> **GOAL**
Look through the material and tally each line bearing the word "thanks". Give only the total.

[Dataset entries]
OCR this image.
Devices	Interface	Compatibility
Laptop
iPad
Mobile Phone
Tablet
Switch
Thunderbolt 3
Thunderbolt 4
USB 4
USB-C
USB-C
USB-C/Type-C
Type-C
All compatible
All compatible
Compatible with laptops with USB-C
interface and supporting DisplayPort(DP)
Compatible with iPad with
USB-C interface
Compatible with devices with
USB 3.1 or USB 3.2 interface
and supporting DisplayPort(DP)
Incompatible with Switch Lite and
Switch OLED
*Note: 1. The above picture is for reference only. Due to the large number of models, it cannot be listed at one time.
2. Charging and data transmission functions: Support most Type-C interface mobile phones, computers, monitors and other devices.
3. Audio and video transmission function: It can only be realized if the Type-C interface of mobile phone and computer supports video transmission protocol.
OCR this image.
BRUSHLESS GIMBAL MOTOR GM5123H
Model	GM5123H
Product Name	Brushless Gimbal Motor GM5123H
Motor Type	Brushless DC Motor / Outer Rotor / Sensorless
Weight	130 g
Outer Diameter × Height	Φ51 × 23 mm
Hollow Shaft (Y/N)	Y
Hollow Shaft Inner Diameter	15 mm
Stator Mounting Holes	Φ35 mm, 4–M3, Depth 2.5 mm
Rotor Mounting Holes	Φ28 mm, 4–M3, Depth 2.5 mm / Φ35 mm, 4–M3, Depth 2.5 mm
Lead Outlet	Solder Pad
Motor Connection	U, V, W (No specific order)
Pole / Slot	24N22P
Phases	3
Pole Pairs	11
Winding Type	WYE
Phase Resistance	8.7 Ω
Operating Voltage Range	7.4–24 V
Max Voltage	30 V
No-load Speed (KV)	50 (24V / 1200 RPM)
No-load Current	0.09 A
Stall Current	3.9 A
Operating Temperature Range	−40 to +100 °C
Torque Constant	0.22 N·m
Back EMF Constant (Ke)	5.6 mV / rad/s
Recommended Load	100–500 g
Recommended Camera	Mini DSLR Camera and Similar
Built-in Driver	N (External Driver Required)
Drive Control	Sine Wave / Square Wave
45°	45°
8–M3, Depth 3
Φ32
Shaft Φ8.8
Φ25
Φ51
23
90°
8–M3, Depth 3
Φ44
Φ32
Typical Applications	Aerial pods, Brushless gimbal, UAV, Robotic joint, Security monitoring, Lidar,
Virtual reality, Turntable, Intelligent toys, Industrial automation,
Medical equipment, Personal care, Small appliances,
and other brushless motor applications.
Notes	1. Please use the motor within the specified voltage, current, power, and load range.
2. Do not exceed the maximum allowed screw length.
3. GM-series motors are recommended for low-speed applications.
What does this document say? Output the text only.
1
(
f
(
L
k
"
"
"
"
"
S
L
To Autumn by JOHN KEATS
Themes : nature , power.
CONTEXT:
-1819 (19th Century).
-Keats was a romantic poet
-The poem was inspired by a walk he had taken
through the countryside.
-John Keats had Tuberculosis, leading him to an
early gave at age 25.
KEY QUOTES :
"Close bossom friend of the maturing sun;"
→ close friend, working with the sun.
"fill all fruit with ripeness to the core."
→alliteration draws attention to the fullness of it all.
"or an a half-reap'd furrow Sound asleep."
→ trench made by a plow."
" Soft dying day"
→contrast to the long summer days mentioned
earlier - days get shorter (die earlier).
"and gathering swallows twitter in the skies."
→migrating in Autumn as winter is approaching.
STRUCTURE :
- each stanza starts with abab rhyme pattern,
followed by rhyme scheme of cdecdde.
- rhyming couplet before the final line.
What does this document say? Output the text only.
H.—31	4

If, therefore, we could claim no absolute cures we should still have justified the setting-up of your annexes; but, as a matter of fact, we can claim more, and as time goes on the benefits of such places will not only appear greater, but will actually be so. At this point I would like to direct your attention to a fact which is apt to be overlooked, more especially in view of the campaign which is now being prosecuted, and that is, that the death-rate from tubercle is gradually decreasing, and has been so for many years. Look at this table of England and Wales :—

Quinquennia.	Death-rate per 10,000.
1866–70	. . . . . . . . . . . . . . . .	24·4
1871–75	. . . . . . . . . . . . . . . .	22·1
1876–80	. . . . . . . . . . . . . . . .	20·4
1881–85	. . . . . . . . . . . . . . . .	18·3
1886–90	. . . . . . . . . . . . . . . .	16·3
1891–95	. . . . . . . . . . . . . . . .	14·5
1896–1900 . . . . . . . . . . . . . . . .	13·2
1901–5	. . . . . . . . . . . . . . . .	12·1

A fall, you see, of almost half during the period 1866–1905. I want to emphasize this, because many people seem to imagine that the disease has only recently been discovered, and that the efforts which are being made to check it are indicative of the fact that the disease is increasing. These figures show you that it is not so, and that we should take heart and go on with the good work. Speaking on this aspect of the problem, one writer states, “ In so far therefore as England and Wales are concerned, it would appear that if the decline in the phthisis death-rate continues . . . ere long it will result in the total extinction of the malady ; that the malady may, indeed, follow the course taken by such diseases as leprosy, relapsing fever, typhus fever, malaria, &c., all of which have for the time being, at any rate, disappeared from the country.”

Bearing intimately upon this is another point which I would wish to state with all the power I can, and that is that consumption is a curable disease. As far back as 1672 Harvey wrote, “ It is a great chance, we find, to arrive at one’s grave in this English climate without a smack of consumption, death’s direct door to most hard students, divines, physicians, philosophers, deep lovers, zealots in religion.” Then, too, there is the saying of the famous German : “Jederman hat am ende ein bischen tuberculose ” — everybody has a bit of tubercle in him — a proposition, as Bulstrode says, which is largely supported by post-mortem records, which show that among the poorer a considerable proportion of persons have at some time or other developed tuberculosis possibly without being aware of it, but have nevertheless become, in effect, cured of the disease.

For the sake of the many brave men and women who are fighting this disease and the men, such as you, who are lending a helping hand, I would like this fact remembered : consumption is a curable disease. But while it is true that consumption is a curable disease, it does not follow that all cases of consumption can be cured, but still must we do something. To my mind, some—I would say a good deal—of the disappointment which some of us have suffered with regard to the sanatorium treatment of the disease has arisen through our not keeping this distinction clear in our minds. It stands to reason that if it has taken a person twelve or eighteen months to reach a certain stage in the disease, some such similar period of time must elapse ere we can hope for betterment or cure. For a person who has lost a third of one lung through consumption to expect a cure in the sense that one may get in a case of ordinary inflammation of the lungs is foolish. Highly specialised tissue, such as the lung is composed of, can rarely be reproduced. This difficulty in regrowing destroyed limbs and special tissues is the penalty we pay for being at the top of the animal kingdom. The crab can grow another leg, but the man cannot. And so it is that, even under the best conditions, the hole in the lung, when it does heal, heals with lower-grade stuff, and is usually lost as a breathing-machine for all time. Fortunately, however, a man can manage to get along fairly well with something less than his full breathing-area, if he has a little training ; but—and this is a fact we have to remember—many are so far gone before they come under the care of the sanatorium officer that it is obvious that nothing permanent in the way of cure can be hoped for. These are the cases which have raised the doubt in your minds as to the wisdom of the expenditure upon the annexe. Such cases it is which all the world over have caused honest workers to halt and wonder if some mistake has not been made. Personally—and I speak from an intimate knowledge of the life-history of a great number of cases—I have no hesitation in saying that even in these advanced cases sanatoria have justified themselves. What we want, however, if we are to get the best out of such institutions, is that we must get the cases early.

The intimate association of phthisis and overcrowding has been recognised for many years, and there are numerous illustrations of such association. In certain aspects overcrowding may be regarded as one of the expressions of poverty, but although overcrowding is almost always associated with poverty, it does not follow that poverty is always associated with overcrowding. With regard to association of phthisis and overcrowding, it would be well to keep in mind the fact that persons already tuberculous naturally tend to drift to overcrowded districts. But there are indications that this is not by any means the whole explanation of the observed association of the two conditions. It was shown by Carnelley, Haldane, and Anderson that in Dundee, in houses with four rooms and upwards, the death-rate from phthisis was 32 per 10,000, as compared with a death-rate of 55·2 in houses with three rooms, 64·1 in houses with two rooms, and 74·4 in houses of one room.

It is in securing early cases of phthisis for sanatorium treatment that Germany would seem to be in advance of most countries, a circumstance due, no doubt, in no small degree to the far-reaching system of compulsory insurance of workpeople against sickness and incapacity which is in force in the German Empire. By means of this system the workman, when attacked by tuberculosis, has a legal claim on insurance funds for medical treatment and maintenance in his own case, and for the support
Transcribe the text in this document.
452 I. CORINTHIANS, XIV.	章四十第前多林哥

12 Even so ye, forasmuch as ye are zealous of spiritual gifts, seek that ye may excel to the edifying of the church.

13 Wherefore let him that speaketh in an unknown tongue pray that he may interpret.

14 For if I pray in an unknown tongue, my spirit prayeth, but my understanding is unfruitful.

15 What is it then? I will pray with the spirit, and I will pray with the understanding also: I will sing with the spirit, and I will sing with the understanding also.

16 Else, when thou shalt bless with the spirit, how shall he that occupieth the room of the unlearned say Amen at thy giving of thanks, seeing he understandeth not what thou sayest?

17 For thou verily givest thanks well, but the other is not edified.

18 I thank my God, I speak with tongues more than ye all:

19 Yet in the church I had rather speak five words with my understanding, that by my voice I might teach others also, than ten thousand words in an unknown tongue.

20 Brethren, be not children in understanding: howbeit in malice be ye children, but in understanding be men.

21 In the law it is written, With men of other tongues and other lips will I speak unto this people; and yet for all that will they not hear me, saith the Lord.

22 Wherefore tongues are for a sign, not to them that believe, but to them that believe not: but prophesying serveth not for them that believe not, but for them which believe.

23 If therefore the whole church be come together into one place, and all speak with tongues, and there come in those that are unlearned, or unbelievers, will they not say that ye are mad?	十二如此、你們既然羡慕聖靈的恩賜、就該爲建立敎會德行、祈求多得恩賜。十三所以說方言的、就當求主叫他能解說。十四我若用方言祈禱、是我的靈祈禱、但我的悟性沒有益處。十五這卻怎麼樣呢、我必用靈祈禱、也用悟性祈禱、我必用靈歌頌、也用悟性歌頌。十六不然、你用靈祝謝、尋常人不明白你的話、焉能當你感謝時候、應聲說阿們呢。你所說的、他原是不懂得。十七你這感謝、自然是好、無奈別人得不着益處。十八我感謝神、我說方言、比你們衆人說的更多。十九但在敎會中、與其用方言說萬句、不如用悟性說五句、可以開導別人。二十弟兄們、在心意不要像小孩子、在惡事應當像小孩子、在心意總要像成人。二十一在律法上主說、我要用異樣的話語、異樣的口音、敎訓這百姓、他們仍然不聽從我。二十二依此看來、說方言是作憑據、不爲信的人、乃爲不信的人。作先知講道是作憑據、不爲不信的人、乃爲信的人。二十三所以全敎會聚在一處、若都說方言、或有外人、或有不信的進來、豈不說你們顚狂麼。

> **RESULT OF THIS EXERCISE**
2